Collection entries
+--

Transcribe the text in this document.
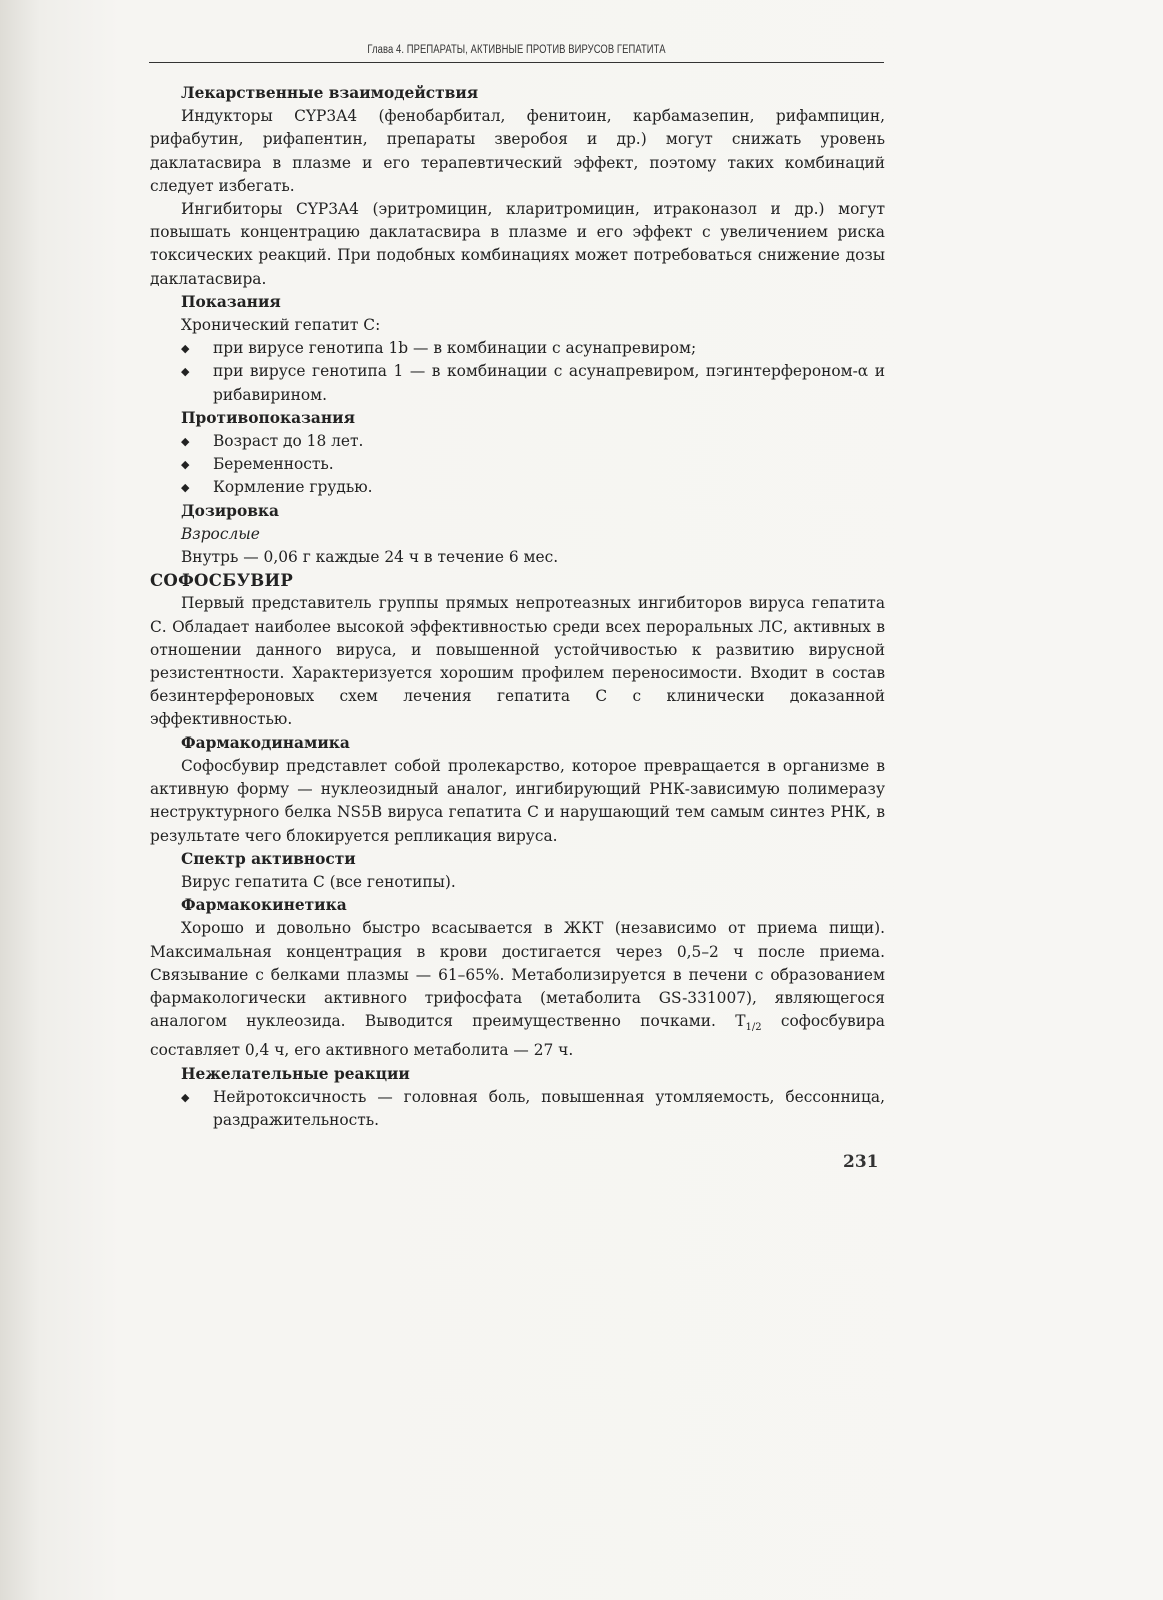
Глава 4. ПРЕПАРАТЫ, АКТИВНЫЕ ПРОТИВ ВИРУСОВ ГЕПАТИТА

Лекарственные взаимодействия

Индукторы CYP3A4 (фенобарбитал, фенитоин, карбамазепин, рифампицин, рифабутин, рифапентин, препараты зверобоя и др.) могут снижать уровень даклатасвира в плазме и его терапевтический эффект, поэтому таких комбинаций следует избегать.

Ингибиторы CYP3A4 (эритромицин, кларитромицин, итраконазол и др.) могут повышать концентрацию даклатасвира в плазме и его эффект с увеличением риска токсических реакций. При подобных комбинациях может потребоваться снижение дозы даклатасвира.

Показания

Хронический гепатит С:

◆ при вирусе генотипа 1b — в комбинации с асунапревиром;
◆ при вирусе генотипа 1 — в комбинации с асунапревиром, пэгинтерфероном-α и рибавирином.

Противопоказания

◆ Возраст до 18 лет.
◆ Беременность.
◆ Кормление грудью.

Дозировка

Взрослые

Внутрь — 0,06 г каждые 24 ч в течение 6 мес.

СОФОСБУВИР

Первый представитель группы прямых непротеазных ингибиторов вируса гепатита С. Обладает наиболее высокой эффективностью среди всех пероральных ЛС, активных в отношении данного вируса, и повышенной устойчивостью к развитию вирусной резистентности. Характеризуется хорошим профилем переносимости. Входит в состав безинтерфероновых схем лечения гепатита С с клинически доказанной эффективностью.

Фармакодинамика

Софосбувир представлет собой пролекарство, которое превращается в организме в активную форму — нуклеозидный аналог, ингибирующий РНК-зависимую полимеразу неструктурного белка NS5B вируса гепатита С и нарушающий тем самым синтез РНК, в результате чего блокируется репликация вируса.

Спектр активности

Вирус гепатита С (все генотипы).

Фармакокинетика

Хорошо и довольно быстро всасывается в ЖКТ (независимо от приема пищи). Максимальная концентрация в крови достигается через 0,5–2 ч после приема. Связывание с белками плазмы — 61–65%. Метаболизируется в печени с образованием фармакологически активного трифосфата (метаболита GS-331007), являющегося аналогом нуклеозида. Выводится преимущественно почками. $T_{1/2}$ софосбувира составляет 0,4 ч, его активного метаболита — 27 ч.

Нежелательные реакции

◆ Нейротоксичность — головная боль, повышенная утомляемость, бессонница, раздражительность.
231
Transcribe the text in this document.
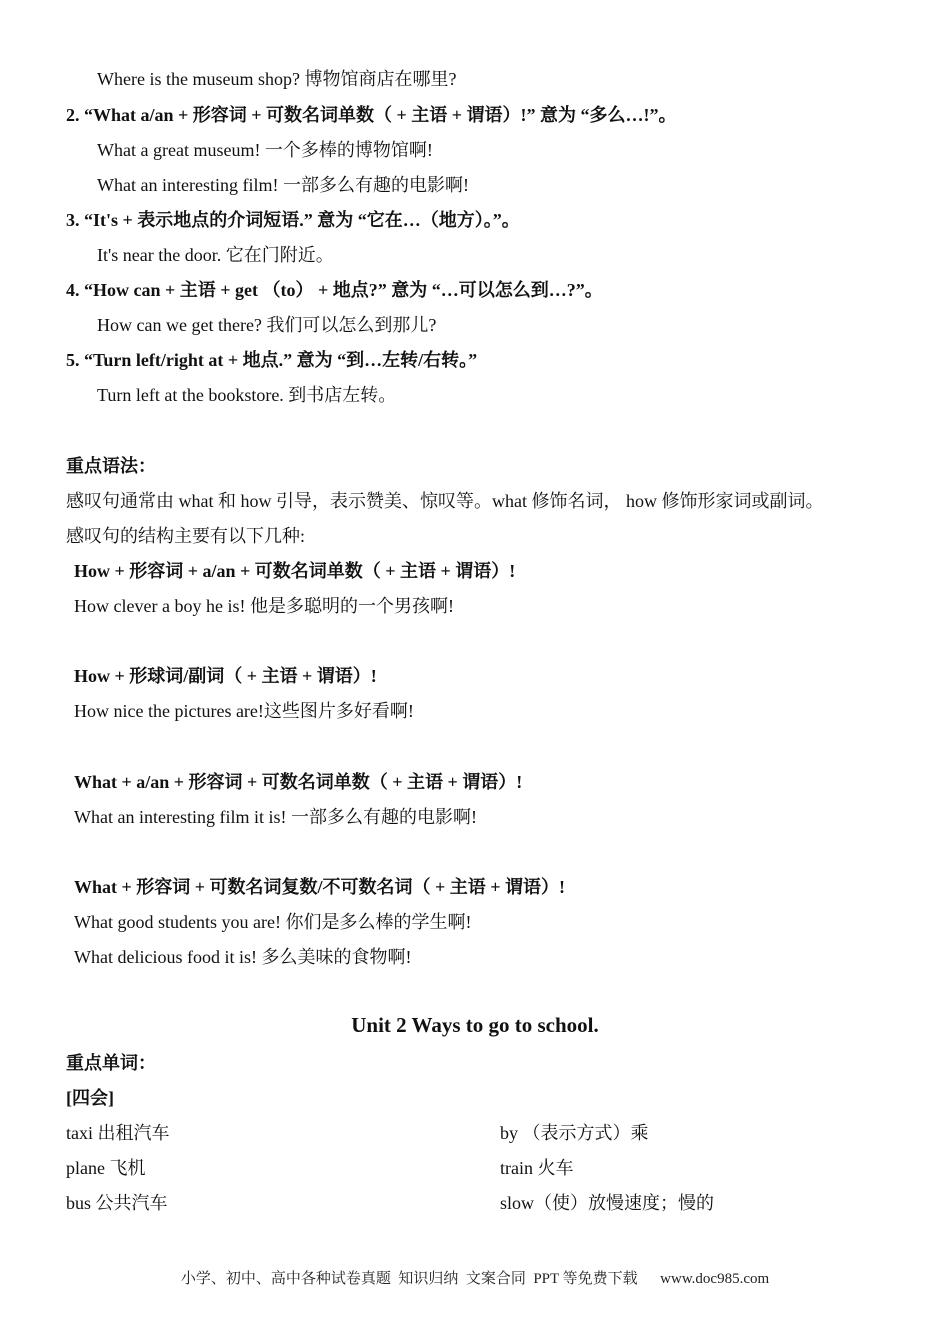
Where is the museum shop? 博物馆商店在哪里?
2. “What a/an + 形容词 + 可数名词单数（ + 主语 + 谓语）!” 意为 “多么…!”。
What a great museum! 一个多棒的博物馆啊!
What an interesting film! 一部多么有趣的电影啊!
3. “It's + 表示地点的介词短语.” 意为 “它在…（地方）。”。
It's near the door. 它在门附近。
4. “How can + 主语 + get （to） + 地点?” 意为 “…可以怎么到…?”。
How can we get there? 我们可以怎么到那儿?
5. “Turn left/right at + 地点.” 意为 “到…左转/右转。”
Turn left at the bookstore. 到书店左转。
重点语法：
感叹句通常由 what 和 how 引导，表示赞美、惊叹等。what 修饰名词， how 修饰形家词或副词。
感叹句的结构主要有以下几种:
How + 形容词 + a/an + 可数名词单数（ + 主语 + 谓语）!
How clever a boy he is! 他是多聪明的一个男孩啊!
How + 形球词/副词（ + 主语 + 谓语）!
How nice the pictures are!这些图片多好看啊!
What + a/an + 形容词 + 可数名词单数（ + 主语 + 谓语）!
What an interesting film it is! 一部多么有趣的电影啊!
What + 形容词 + 可数名词复数/不可数名词（ + 主语 + 谓语）!
What good students you are! 你们是多么棒的学生啊!
What delicious food it is! 多么美味的食物啊!
Unit 2 Ways to go to school.
重点单词：
[四会]
taxi 出租汽车	by （表示方式）乘
plane 飞机	train 火车
bus 公共汽车	slow（使）放慢速度；慢的
小学、初中、高中各种试卷真题  知识归纳  文案合同  PPT 等免费下载      www.doc985.com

+--

Brief
Copy down every line of the entries containing the word "асунапревиром".

Solution to the problem
◆ при вирусе генотипа 1b — в комбинации с асунапревиром;
◆ при вирусе генотипа 1 — в комбинации с асунапревиром, пэгинтерфероном-α и рибавирином.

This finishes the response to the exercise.